**Required task:**
Count every line that has the word "první". Give the number, without anything more.

--------------------------------------------------

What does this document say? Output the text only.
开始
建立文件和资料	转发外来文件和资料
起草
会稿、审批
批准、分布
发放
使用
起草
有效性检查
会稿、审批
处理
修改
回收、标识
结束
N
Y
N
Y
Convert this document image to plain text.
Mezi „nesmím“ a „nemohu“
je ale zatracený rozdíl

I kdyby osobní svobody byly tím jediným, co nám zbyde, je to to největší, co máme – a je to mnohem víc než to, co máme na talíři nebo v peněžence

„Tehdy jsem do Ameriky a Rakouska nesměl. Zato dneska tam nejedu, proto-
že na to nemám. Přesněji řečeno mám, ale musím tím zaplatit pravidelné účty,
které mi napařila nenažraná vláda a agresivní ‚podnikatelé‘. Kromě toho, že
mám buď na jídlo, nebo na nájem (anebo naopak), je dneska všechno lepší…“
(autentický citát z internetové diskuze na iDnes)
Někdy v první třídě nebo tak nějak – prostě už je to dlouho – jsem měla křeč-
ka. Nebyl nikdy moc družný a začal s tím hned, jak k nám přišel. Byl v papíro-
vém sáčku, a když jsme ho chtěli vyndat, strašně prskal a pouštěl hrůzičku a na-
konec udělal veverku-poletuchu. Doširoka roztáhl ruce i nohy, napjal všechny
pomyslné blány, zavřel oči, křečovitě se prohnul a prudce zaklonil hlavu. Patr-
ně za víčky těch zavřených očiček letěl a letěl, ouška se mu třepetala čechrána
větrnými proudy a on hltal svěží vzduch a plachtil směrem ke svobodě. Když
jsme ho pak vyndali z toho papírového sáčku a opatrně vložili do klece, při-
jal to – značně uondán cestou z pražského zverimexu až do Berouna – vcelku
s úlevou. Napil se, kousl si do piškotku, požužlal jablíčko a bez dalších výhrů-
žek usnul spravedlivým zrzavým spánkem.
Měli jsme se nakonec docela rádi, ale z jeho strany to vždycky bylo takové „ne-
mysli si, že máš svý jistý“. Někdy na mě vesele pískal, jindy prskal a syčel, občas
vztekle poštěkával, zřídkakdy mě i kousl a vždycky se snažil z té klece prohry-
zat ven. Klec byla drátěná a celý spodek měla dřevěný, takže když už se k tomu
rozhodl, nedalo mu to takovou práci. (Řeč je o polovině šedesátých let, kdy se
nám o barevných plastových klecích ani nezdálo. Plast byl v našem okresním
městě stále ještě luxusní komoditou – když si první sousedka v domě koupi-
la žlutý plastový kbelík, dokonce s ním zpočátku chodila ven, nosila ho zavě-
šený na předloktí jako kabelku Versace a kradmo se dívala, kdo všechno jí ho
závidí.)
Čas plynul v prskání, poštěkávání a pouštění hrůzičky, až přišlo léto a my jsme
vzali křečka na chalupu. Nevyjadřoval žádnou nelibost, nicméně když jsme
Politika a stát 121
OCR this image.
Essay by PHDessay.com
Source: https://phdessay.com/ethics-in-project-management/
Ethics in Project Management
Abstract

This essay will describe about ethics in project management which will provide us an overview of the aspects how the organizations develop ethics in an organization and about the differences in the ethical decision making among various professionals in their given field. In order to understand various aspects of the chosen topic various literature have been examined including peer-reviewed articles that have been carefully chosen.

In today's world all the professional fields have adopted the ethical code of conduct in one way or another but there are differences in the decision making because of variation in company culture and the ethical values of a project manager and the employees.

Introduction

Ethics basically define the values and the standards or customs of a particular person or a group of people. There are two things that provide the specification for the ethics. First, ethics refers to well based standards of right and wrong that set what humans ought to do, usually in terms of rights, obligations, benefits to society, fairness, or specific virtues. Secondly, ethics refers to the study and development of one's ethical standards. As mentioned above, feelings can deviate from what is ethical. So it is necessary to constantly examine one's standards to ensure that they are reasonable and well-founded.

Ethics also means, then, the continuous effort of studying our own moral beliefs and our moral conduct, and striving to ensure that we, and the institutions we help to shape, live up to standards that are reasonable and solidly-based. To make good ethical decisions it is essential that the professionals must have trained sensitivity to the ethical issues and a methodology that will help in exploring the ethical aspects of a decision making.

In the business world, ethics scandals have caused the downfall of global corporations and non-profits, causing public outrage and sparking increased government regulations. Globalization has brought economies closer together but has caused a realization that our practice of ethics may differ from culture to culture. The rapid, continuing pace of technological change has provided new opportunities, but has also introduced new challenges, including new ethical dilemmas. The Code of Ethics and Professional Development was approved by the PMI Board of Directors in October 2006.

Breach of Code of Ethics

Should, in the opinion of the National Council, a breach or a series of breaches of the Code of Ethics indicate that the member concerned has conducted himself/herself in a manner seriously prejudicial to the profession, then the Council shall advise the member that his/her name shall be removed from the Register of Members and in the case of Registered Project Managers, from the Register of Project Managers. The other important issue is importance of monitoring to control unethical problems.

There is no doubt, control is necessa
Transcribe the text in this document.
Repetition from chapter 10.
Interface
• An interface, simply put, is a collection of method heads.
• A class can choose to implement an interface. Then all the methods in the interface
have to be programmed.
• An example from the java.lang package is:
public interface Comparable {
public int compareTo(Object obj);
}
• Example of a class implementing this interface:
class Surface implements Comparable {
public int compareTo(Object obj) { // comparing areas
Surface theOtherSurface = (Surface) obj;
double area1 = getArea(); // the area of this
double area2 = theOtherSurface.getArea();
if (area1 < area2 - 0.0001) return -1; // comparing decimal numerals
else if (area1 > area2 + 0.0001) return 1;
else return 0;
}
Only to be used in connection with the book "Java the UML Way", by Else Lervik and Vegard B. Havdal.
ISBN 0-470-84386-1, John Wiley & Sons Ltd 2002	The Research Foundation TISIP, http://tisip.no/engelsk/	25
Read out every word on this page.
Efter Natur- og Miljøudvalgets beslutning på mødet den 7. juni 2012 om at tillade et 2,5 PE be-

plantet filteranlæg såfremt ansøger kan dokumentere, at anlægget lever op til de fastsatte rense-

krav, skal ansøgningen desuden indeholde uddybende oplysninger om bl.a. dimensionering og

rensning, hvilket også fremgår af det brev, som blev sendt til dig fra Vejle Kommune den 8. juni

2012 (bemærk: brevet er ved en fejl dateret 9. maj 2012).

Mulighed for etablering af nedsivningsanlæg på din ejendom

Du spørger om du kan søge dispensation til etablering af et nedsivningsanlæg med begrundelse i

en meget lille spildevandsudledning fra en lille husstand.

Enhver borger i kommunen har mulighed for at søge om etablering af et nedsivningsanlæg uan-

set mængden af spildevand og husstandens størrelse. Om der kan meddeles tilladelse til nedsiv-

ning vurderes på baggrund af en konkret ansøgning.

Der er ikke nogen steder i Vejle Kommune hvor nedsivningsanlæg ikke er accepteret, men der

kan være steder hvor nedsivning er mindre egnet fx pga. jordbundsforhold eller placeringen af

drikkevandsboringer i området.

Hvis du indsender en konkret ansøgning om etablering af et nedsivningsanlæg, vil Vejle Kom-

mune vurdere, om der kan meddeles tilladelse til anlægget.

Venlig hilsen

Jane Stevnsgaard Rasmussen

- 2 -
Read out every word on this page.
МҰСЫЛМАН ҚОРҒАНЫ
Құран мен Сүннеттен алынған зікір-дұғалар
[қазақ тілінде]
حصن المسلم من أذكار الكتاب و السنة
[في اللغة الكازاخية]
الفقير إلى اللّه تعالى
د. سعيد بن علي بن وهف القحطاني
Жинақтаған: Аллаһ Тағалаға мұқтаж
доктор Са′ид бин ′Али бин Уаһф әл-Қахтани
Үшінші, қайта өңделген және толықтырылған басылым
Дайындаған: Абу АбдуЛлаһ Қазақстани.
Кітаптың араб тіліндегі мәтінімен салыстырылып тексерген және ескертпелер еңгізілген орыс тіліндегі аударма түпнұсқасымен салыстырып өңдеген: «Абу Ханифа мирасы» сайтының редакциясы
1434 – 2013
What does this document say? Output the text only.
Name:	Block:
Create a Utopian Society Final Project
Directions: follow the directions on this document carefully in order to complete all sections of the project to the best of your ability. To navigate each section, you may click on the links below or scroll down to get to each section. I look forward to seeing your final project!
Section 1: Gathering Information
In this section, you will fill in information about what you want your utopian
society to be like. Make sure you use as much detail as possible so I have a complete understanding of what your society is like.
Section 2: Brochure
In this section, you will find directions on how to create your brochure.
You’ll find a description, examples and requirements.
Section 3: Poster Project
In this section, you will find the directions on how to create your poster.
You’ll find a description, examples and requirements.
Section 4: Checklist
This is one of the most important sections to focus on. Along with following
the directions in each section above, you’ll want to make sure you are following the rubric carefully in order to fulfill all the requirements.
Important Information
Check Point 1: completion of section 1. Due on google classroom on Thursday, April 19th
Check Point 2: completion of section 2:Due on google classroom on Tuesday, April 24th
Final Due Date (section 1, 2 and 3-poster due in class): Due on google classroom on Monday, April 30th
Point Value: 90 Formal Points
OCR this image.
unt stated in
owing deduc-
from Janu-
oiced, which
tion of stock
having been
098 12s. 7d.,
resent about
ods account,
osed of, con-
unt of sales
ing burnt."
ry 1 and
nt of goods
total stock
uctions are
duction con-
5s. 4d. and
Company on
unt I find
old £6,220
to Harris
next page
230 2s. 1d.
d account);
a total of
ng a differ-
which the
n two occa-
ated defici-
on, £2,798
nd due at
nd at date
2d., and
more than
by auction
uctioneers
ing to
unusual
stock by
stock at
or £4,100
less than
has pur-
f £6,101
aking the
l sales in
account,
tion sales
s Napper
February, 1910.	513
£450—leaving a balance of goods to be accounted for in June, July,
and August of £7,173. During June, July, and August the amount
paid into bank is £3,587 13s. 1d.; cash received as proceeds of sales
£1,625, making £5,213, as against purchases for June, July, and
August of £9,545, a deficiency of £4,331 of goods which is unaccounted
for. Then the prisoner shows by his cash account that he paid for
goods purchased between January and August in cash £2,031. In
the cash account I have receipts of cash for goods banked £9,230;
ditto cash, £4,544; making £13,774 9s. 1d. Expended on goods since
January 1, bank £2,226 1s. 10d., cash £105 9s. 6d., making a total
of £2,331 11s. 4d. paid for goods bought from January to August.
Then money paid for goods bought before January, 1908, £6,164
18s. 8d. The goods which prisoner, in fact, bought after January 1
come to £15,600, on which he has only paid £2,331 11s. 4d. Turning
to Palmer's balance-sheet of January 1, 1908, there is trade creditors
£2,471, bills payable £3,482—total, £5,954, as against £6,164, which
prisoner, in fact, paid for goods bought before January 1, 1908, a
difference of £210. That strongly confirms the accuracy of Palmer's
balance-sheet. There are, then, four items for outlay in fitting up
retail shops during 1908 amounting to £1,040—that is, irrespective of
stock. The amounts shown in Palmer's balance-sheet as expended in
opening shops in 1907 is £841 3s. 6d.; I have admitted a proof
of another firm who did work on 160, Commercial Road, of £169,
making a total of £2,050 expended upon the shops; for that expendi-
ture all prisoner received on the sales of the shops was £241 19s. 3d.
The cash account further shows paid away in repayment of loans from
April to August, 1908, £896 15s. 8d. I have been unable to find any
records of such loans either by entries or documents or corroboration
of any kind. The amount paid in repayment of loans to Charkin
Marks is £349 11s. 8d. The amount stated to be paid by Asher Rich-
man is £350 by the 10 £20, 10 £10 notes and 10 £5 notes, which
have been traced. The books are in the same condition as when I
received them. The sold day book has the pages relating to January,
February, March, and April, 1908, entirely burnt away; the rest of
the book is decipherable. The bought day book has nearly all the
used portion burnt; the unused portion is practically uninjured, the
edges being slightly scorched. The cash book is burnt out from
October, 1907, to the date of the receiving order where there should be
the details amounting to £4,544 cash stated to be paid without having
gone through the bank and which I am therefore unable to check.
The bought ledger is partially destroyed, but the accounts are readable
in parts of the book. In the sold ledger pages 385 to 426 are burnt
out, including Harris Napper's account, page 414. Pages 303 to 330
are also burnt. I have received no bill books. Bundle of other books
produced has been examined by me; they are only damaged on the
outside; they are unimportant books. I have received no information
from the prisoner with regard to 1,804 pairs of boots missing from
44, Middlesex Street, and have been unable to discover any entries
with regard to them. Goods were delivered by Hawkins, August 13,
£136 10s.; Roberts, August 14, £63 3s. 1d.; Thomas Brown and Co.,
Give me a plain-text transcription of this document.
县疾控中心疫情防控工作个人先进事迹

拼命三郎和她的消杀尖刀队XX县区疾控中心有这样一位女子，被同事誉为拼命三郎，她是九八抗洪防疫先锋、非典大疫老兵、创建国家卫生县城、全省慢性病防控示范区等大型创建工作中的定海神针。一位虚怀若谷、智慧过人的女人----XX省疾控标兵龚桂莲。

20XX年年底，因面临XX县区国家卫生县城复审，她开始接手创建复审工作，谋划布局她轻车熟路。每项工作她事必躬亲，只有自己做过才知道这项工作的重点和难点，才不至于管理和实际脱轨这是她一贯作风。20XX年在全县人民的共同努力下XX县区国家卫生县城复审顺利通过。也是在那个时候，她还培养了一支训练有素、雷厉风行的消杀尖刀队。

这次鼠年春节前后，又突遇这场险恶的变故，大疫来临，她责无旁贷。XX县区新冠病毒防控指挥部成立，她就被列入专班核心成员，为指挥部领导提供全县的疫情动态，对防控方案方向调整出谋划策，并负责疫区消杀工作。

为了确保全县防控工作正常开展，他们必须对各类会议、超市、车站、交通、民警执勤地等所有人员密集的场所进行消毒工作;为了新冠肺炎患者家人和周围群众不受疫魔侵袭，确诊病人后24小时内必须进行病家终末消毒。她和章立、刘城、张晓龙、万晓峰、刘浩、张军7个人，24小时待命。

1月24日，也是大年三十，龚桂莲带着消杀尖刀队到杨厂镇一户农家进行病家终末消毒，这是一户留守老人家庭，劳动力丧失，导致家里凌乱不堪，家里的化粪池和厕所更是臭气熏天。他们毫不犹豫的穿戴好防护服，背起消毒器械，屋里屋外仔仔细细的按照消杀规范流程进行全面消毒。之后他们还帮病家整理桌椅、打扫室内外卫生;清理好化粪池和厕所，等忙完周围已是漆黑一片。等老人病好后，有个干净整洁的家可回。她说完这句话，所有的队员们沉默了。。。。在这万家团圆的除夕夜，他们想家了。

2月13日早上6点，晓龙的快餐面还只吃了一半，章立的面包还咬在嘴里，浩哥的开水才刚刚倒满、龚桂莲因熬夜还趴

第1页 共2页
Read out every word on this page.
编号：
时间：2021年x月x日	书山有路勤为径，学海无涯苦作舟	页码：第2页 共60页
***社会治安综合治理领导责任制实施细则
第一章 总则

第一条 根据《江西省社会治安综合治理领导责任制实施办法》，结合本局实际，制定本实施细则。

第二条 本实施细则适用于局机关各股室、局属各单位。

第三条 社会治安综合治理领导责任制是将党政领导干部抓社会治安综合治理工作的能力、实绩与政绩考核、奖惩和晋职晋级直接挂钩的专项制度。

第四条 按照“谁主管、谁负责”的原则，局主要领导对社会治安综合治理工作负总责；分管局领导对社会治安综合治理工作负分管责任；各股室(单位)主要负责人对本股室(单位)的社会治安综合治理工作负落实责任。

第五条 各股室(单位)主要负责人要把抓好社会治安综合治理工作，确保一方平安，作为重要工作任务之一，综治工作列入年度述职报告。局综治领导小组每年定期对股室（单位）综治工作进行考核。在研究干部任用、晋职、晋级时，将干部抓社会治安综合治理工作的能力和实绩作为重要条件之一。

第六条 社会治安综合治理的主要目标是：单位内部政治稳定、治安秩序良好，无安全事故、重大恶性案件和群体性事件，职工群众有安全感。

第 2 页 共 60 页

--------------------------------------------------

**Response:**
2